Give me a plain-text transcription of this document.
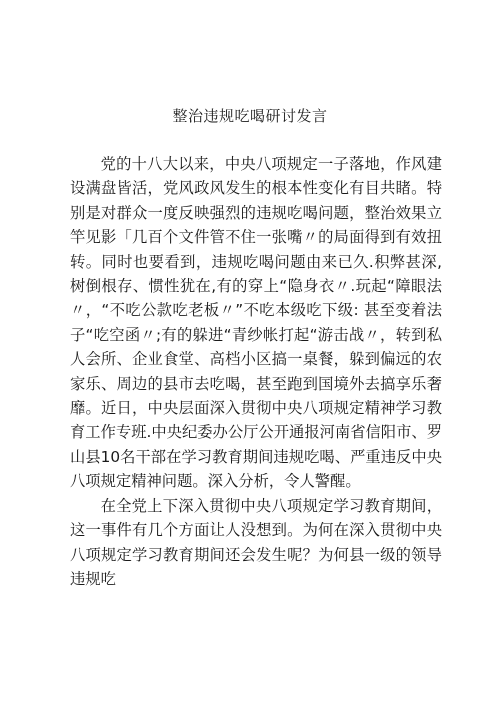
整治违规吃喝研讨发言

党的十八大以来，中央八项规定一子落地，作风建设满盘皆活，党风政风发生的根本性变化有目共睹。特别是对群众一度反映强烈的违规吃喝问题，整治效果立竿见影「几百个文件管不住一张嘴〃的局面得到有效扭转。同时也要看到，违规吃喝问题由来已久.积弊甚深,树倒根存、惯性犹在,有的穿上“隐身衣〃.玩起“障眼法〃，“不吃公款吃老板〃”不吃本级吃下级: 甚至变着法子“吃空函〃;有的躲进“青纱帐打起“游击战〃，转到私人会所、企业食堂、高档小区搞一桌餐，躲到偏远的农家乐、周边的县市去吃喝，甚至跑到国境外去搞享乐奢靡。近日，中央层面深入贯彻中央八项规定精神学习教育工作专班.中央纪委办公厅公开通报河南省信阳市、罗山县10名干部在学习教育期间违规吃喝、严重违反中央八项规定精神问题。深入分析，令人警醒。

在全党上下深入贯彻中央八项规定学习教育期间，这一事件有几个方面让人没想到。为何在深入贯彻中央八项规定学习教育期间还会发生呢？为何县一级的领导违规吃
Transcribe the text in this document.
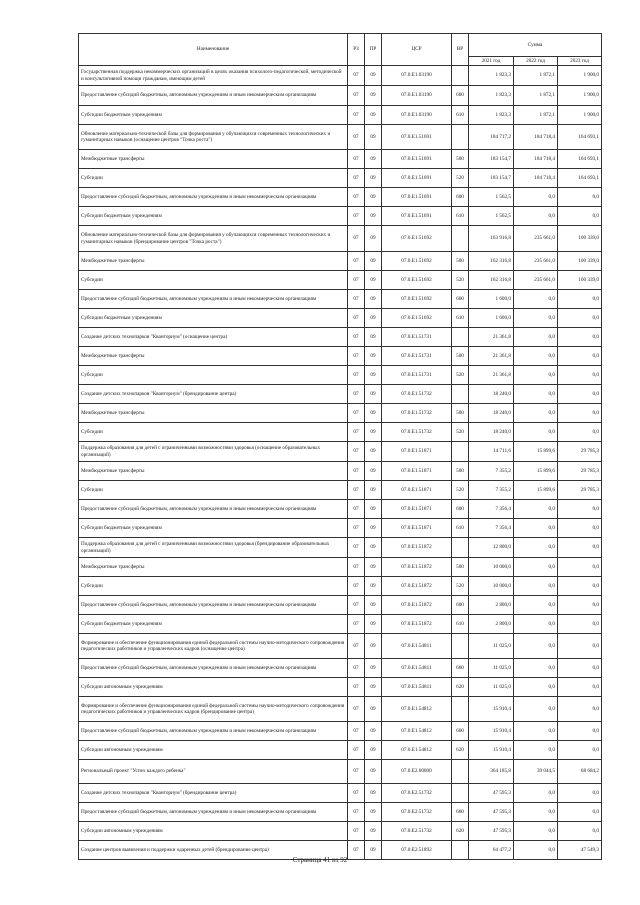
Наименование	РЗ	ПР	ЦСР	ВР	Сумма		
					2021 год	2022 год	2023 год
Государственная поддержка некоммерческих организаций в целях оказания психолого-педагогической, методической и консультативной помощи гражданам, имеющим детей	07	09	07.0.E1.03190		1 823,3	1 872,1	1 900,0
Предоставление субсидий бюджетным, автономным учреждениям и иным некоммерческим организациям	07	09	07.0.E1.03190	600	1 823,3	1 872,1	1 900,0
Субсидии бюджетным учреждениям	07	09	07.0.E1.03190	610	1 823,3	1 872,1	1 900,0
Обновление материально-технической базы для формирования у обучающихся современных технологических и гуманитарных навыков (оснащение центров "Точка роста")	07	09	07.0.E1.51691		184 717,2	184 718,4	164 693,1
Межбюджетные трансферты	07	09	07.0.E1.51691	500	183 154,7	184 718,4	164 693,1
Субсидии	07	09	07.0.E1.51691	520	183 154,7	184 718,4	164 693,1
Предоставление субсидий бюджетным, автономным учреждениям и иным некоммерческим организациям	07	09	07.0.E1.51691	600	1 562,5	0,0	0,0
Субсидии бюджетным учреждениям	07	09	07.0.E1.51691	610	1 562,5	0,0	0,0
Обновление материально-технической базы для формирования у обучающихся современных технологических и гуманитарных навыков (брендирование центров "Точка роста")	07	09	07.0.E1.51692		163 916,8	235 661,0	100 339,0
Межбюджетные трансферты	07	09	07.0.E1.51692	500	162 316,8	235 661,0	100 339,0
Субсидии	07	09	07.0.E1.51692	520	162 316,8	235 661,0	100 339,0
Предоставление субсидий бюджетным, автономным учреждениям и иным некоммерческим организациям	07	09	07.0.E1.51692	600	1 600,0	0,0	0,0
Субсидии бюджетным учреждениям	07	09	07.0.E1.51692	610	1 600,0	0,0	0,0
Создание детских технопарков "Кванториум" (оснащение центра)	07	09	07.0.E1.51731		21 361,8	0,0	0,0
Межбюджетные трансферты	07	09	07.0.E1.51731	500	21 361,8	0,0	0,0
Субсидии	07	09	07.0.E1.51731	520	21 361,8	0,0	0,0
Создание детских технопарков "Кванториум" (брендирование центра)	07	09	07.0.E1.51732		18 240,0	0,0	0,0
Межбюджетные трансферты	07	09	07.0.E1.51732	500	18 240,0	0,0	0,0
Субсидии	07	09	07.0.E1.51732	520	18 240,0	0,0	0,0
Поддержка образования для детей с ограниченными возможностями здоровья (оснащение образовательных организаций)	07	09	07.0.E1.51871		14 711,6	15 899,6	29 785,3
Межбюджетные трансферты	07	09	07.0.E1.51871	500	7 355,2	15 899,6	29 785,3
Субсидии	07	09	07.0.E1.51871	520	7 355,2	15 899,6	29 785,3
Предоставление субсидий бюджетным, автономным учреждениям и иным некоммерческим организациям	07	09	07.0.E1.51871	600	7 356,4	0,0	0,0
Субсидии бюджетным учреждениям	07	09	07.0.E1.51871	610	7 356,4	0,0	0,0
Поддержка образования для детей с ограниченными возможностями здоровья (брендирование образовательных организаций)	07	09	07.0.E1.51872		12 800,0	0,0	0,0
Межбюджетные трансферты	07	09	07.0.E1.51872	500	10 000,0	0,0	0,0
Субсидии	07	09	07.0.E1.51872	520	10 000,0	0,0	0,0
Предоставление субсидий бюджетным, автономным учреждениям и иным некоммерческим организациям	07	09	07.0.E1.51872	600	2 800,0	0,0	0,0
Субсидии бюджетным учреждениям	07	09	07.0.E1.51872	610	2 800,0	0,0	0,0
Формирование и обеспечение функционирования единой федеральной системы научно-методического сопровождения педагогических работников и управленческих кадров (оснащение центра)	07	09	07.0.E1.54811		11 025,0	0,0	0,0
Предоставление субсидий бюджетным, автономным учреждениям и иным некоммерческим организациям	07	09	07.0.E1.54811	600	11 025,0	0,0	0,0
Субсидии автономным учреждениям	07	09	07.0.E1.54811	620	11 025,0	0,0	0,0
Формирование и обеспечение функционирования единой федеральной системы научно-методического сопровождения педагогических работников и управленческих кадров (брендирование центра)	07	09	07.0.E1.54812		15 910,4	0,0	0,0
Предоставление субсидий бюджетным, автономным учреждениям и иным некоммерческим организациям	07	09	07.0.E1.54812	600	15 910,4	0,0	0,0
Субсидии автономным учреждениям	07	09	07.0.E1.54812	620	15 910,4	0,0	0,0
Региональный проект "Успех каждого ребенка"	07	09	07.0.E2.00000		364 185,8	39 044,5	68 684,2
Создание детских технопарков "Кванториум" (брендирование центра)	07	09	07.0.E2.51732		47 595,3	0,0	0,0
Предоставление субсидий бюджетным, автономным учреждениям и иным некоммерческим организациям	07	09	07.0.E2.51732	600	47 595,3	0,0	0,0
Субсидии автономным учреждениям	07	09	07.0.E2.51732	620	47 595,3	0,0	0,0
Создание центров выявления и поддержки одаренных детей (брендирование центра)	07	09	07.0.E2.51892		64 477,2	0,0	47 549,3
Страница 41 из 92
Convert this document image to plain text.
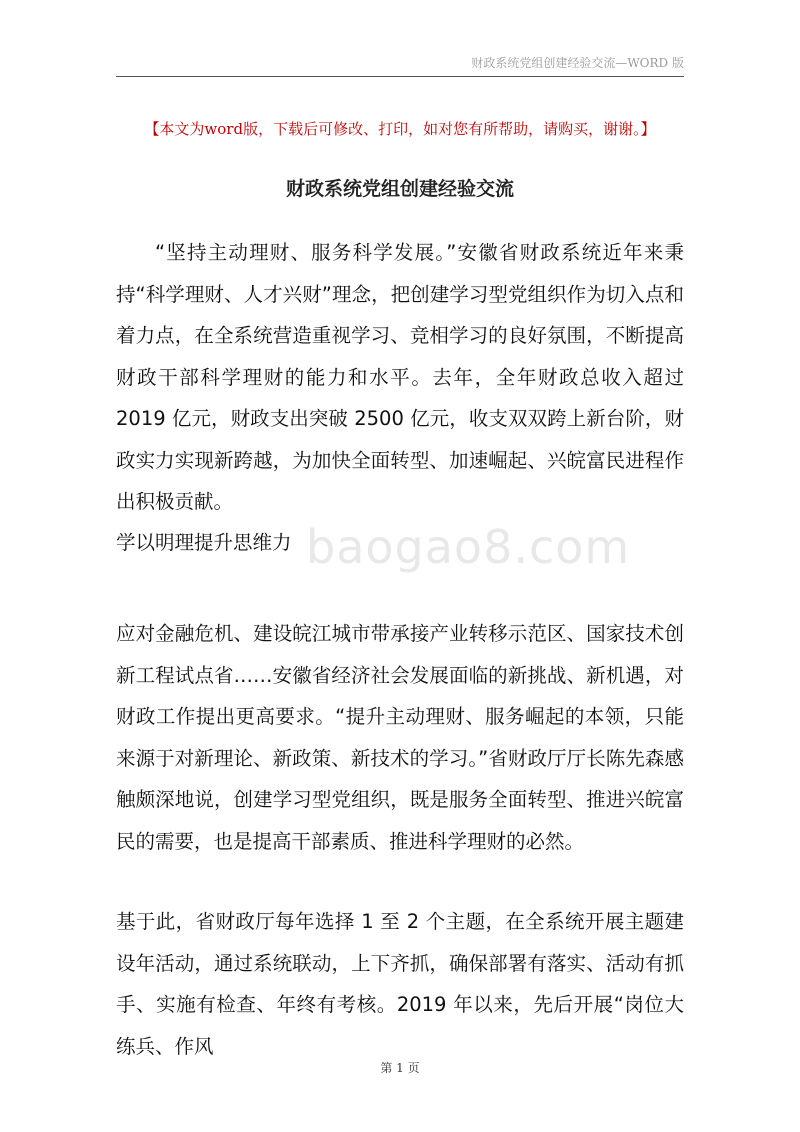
财政系统党组创建经验交流—WORD 版
【本文为word版，下载后可修改、打印，如对您有所帮助，请购买，谢谢。】
财政系统党组创建经验交流

“坚持主动理财、服务科学发展。”安徽省财政系统近年来秉持“科学理财、人才兴财”理念，把创建学习型党组织作为切入点和着力点，在全系统营造重视学习、竞相学习的良好氛围，不断提高财政干部科学理财的能力和水平。去年，全年财政总收入超过 2019 亿元，财政支出突破 2500 亿元，收支双双跨上新台阶，财政实力实现新跨越，为加快全面转型、加速崛起、兴皖富民进程作出积极贡献。

baogao8.com

学以明理提升思维力

应对金融危机、建设皖江城市带承接产业转移示范区、国家技术创新工程试点省……安徽省经济社会发展面临的新挑战、新机遇，对财政工作提出更高要求。“提升主动理财、服务崛起的本领，只能来源于对新理论、新政策、新技术的学习。”省财政厅厅长陈先森感触颇深地说，创建学习型党组织，既是服务全面转型、推进兴皖富民的需要，也是提高干部素质、推进科学理财的必然。

基于此，省财政厅每年选择 1 至 2 个主题，在全系统开展主题建设年活动，通过系统联动，上下齐抓，确保部署有落实、活动有抓手、实施有检查、年终有考核。2019 年以来，先后开展“岗位大练兵、作风

第 1 页
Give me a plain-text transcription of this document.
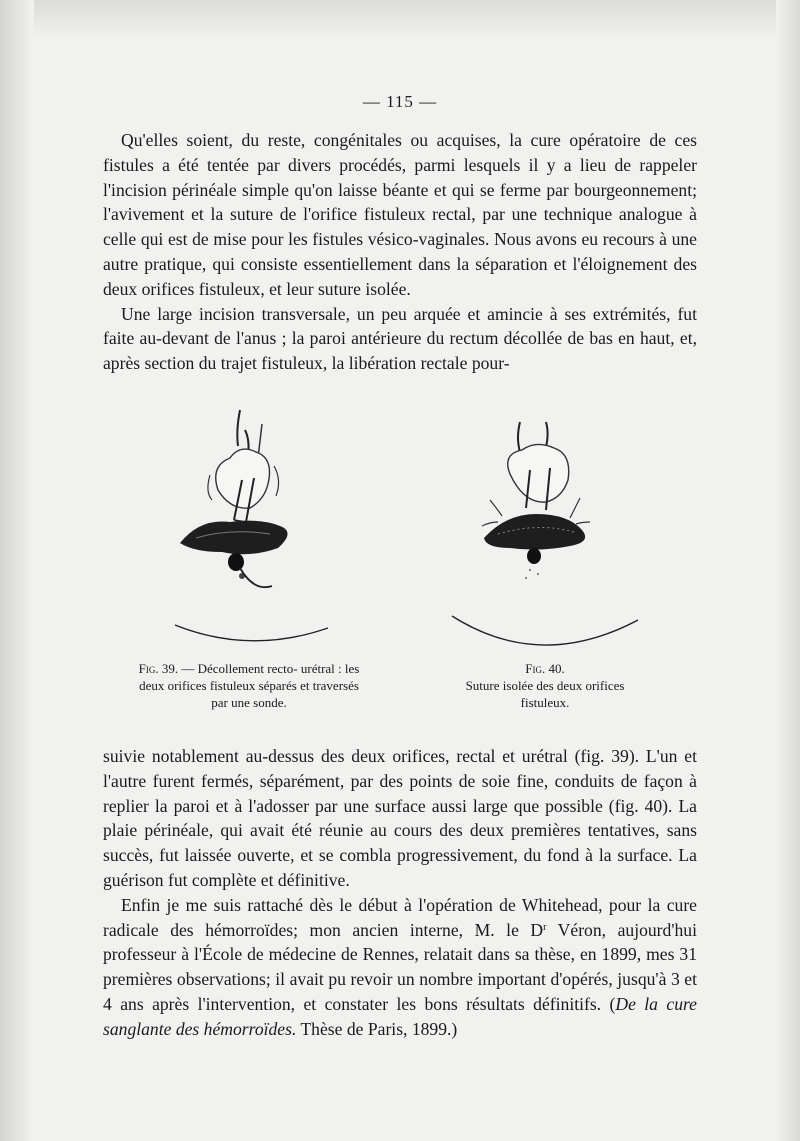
— 115 —

Qu'elles soient, du reste, congénitales ou acquises, la cure opératoire de ces fistules a été tentée par divers procédés, parmi lesquels il y a lieu de rappeler l'incision périnéale simple qu'on laisse béante et qui se ferme par bourgeonnement; l'avivement et la suture de l'orifice fistuleux rectal, par une technique analogue à celle qui est de mise pour les fistules vésico-vaginales. Nous avons eu recours à une autre pratique, qui consiste essentiellement dans la séparation et l'éloignement des deux orifices fistuleux, et leur suture isolée.

Une large incision transversale, un peu arquée et amincie à ses extrémités, fut faite au-devant de l'anus ; la paroi antérieure du rectum décollée de bas en haut, et, après section du trajet fistuleux, la libération rectale pour-

Fig. 39. — Décollement recto- urétral : les deux orifices fistuleux séparés et traversés par une sonde.
Fig. 40.
Suture isolée des deux orifices fistuleux.

suivie notablement au-dessus des deux orifices, rectal et urétral (fig. 39). L'un et l'autre furent fermés, séparément, par des points de soie fine, conduits de façon à replier la paroi et à l'adosser par une surface aussi large que possible (fig. 40). La plaie périnéale, qui avait été réunie au cours des deux premières tentatives, sans succès, fut laissée ouverte, et se combla progressivement, du fond à la surface. La guérison fut complète et définitive.

Enfin je me suis rattaché dès le début à l'opération de Whitehead, pour la cure radicale des hémorroïdes; mon ancien interne, M. le $D^r$ Véron, aujourd'hui professeur à l'École de médecine de Rennes, relatait dans sa thèse, en 1899, mes 31 premières observations; il avait pu revoir un nombre important d'opérés, jusqu'à 3 et 4 ans après l'intervention, et constater les bons résultats définitifs. (De la cure sanglante des hémorroïdes. Thèse de Paris, 1899.)
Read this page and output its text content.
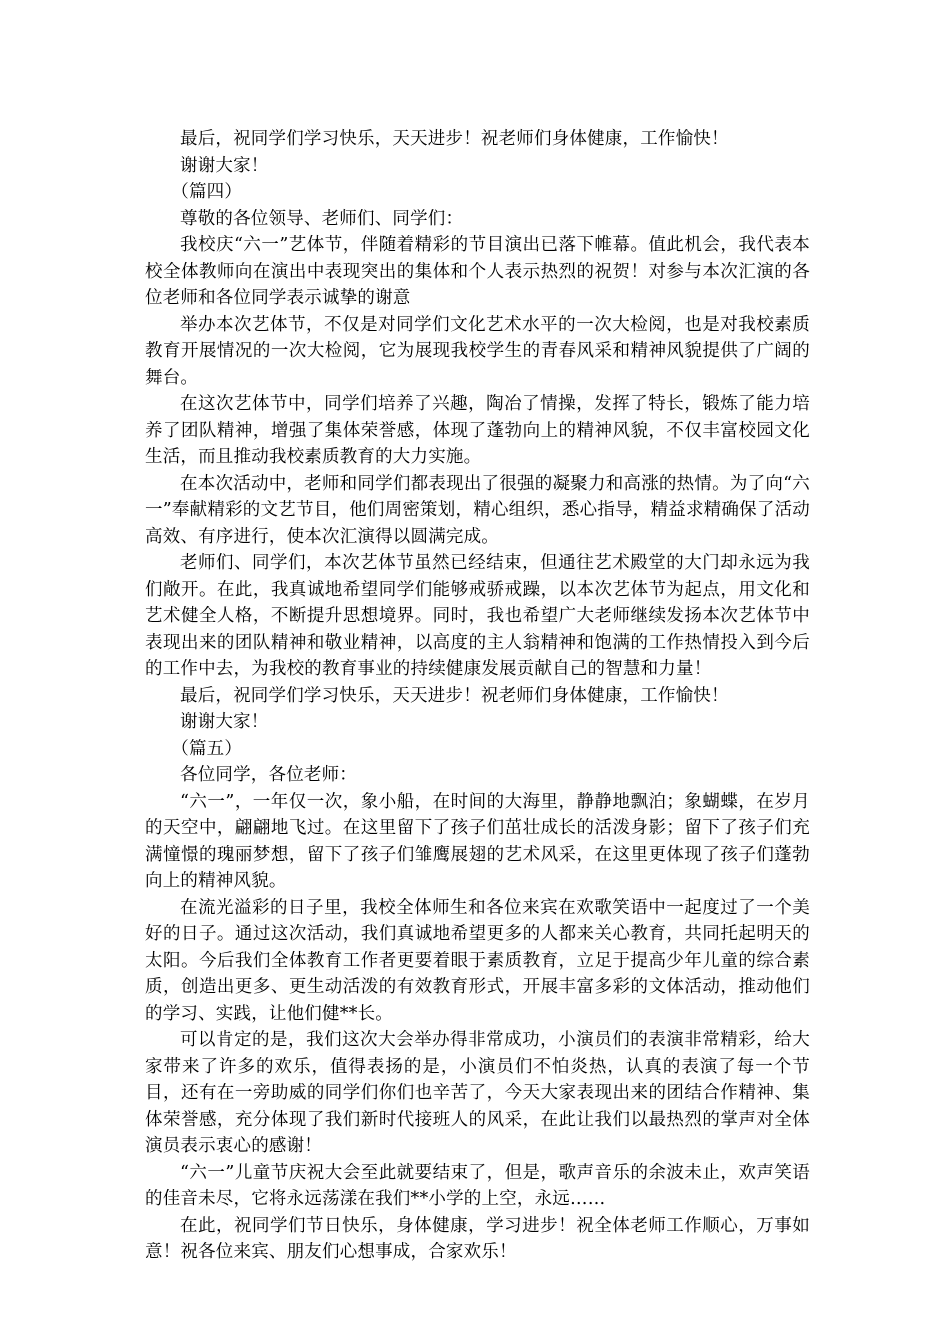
最后，祝同学们学习快乐，天天进步！祝老师们身体健康，工作愉快！
谢谢大家！
（篇四）
尊敬的各位领导、老师们、同学们：
我校庆“六一”艺体节，伴随着精彩的节目演出已落下帷幕。值此机会，我代表本校全体教师向在演出中表现突出的集体和个人表示热烈的祝贺！对参与本次汇演的各位老师和各位同学表示诚挚的谢意
举办本次艺体节，不仅是对同学们文化艺术水平的一次大检阅，也是对我校素质教育开展情况的一次大检阅，它为展现我校学生的青春风采和精神风貌提供了广阔的舞台。
在这次艺体节中，同学们培养了兴趣，陶冶了情操，发挥了特长，锻炼了能力培养了团队精神，增强了集体荣誉感，体现了蓬勃向上的精神风貌，不仅丰富校园文化生活，而且推动我校素质教育的大力实施。
在本次活动中，老师和同学们都表现出了很强的凝聚力和高涨的热情。为了向“六一”奉献精彩的文艺节目，他们周密策划，精心组织，悉心指导，精益求精确保了活动高效、有序进行，使本次汇演得以圆满完成。
老师们、同学们，本次艺体节虽然已经结束，但通往艺术殿堂的大门却永远为我们敞开。在此，我真诚地希望同学们能够戒骄戒躁，以本次艺体节为起点，用文化和艺术健全人格，不断提升思想境界。同时，我也希望广大老师继续发扬本次艺体节中表现出来的团队精神和敬业精神，以高度的主人翁精神和饱满的工作热情投入到今后的工作中去，为我校的教育事业的持续健康发展贡献自己的智慧和力量！
最后，祝同学们学习快乐，天天进步！祝老师们身体健康，工作愉快！
谢谢大家！
（篇五）
各位同学，各位老师：
“六一”，一年仅一次，象小船，在时间的大海里，静静地飘泊；象蝴蝶，在岁月的天空中，翩翩地飞过。在这里留下了孩子们茁壮成长的活泼身影；留下了孩子们充满憧憬的瑰丽梦想，留下了孩子们雏鹰展翅的艺术风采，在这里更体现了孩子们蓬勃向上的精神风貌。
在流光溢彩的日子里，我校全体师生和各位来宾在欢歌笑语中一起度过了一个美好的日子。通过这次活动，我们真诚地希望更多的人都来关心教育，共同托起明天的太阳。今后我们全体教育工作者更要着眼于素质教育，立足于提高少年儿童的综合素质，创造出更多、更生动活泼的有效教育形式，开展丰富多彩的文体活动，推动他们的学习、实践，让他们健**长。
可以肯定的是，我们这次大会举办得非常成功，小演员们的表演非常精彩，给大家带来了许多的欢乐，值得表扬的是，小演员们不怕炎热，认真的表演了每一个节目，还有在一旁助威的同学们你们也辛苦了，今天大家表现出来的团结合作精神、集体荣誉感，充分体现了我们新时代接班人的风采，在此让我们以最热烈的掌声对全体演员表示衷心的感谢！
“六一”儿童节庆祝大会至此就要结束了，但是，歌声音乐的余波未止，欢声笑语的佳音未尽，它将永远荡漾在我们**小学的上空，永远……
在此，祝同学们节日快乐，身体健康，学习进步！祝全体老师工作顺心，万事如意！祝各位来宾、朋友们心想事成，合家欢乐！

--------------------------------

*Instructions for the task*
Collect each line above holding the string "Создание".

*Response to the task*
Создание детских технопарков "Кванториум" (оснащение центра)	07	09	07.0.E1.51731		21 361,8	0,0	0,0
Создание детских технопарков "Кванториум" (брендирование центра)	07	09	07.0.E1.51732		18 240,0	0,0	0,0
Создание детских технопарков "Кванториум" (брендирование центра)	07	09	07.0.E2.51732		47 595,3	0,0	0,0
Создание центров выявления и поддержки одаренных детей (брендирование центра)	07	09	07.0.E2.51892		64 477,2	0,0	47 549,3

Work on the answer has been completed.